#### [PROBLEM TO SOLVE]
Return the listing below word for word.

#### [SOURCE RECORDS]
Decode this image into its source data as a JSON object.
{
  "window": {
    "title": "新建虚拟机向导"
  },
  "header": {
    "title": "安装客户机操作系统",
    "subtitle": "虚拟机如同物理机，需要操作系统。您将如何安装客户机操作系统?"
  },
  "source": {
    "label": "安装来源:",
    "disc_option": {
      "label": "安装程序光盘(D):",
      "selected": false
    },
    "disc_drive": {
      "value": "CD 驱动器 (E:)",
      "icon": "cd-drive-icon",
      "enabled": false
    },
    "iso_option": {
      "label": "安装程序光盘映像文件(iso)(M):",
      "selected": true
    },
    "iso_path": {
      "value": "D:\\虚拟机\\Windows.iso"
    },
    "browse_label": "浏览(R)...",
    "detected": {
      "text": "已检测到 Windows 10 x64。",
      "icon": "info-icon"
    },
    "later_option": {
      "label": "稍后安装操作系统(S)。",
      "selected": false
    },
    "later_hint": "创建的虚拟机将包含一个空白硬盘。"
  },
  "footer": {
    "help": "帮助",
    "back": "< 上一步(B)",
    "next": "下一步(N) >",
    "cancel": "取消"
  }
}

#### [SOLUTION TO THIS TASK]
Decode this image into its source data as a JSON object.
{
  "window": {
    "title": "新建虚拟机向导"
  },
  "header": {
    "title": "安装客户机操作系统",
    "subtitle": "虚拟机如同物理机，需要操作系统。您将如何安装客户机操作系统?"
  },
  "source": {
    "label": "安装来源:",
    "disc_option": {
      "label": "安装程序光盘(D):",
      "selected": false
    },
    "disc_drive": {
      "value": "CD 驱动器 (E:)",
      "icon": "cd-drive-icon",
      "enabled": false
    },
    "iso_option": {
      "label": "安装程序光盘映像文件(iso)(M):",
      "selected": true
    },
    "iso_path": {
      "value": "D:\\虚拟机\\Windows.iso"
    },
    "browse_label": "浏览(R)...",
    "detected": {
      "text": "已检测到 Windows 10 x64。",
      "icon": "info-icon"
    },
    "later_option": {
      "label": "稍后安装操作系统(S)。",
      "selected": false
    },
    "later_hint": "创建的虚拟机将包含一个空白硬盘。"
  },
  "footer": {
    "help": "帮助",
    "back": "< 上一步(B)",
    "next": "下一步(N) >",
    "cancel": "取消"
  }
}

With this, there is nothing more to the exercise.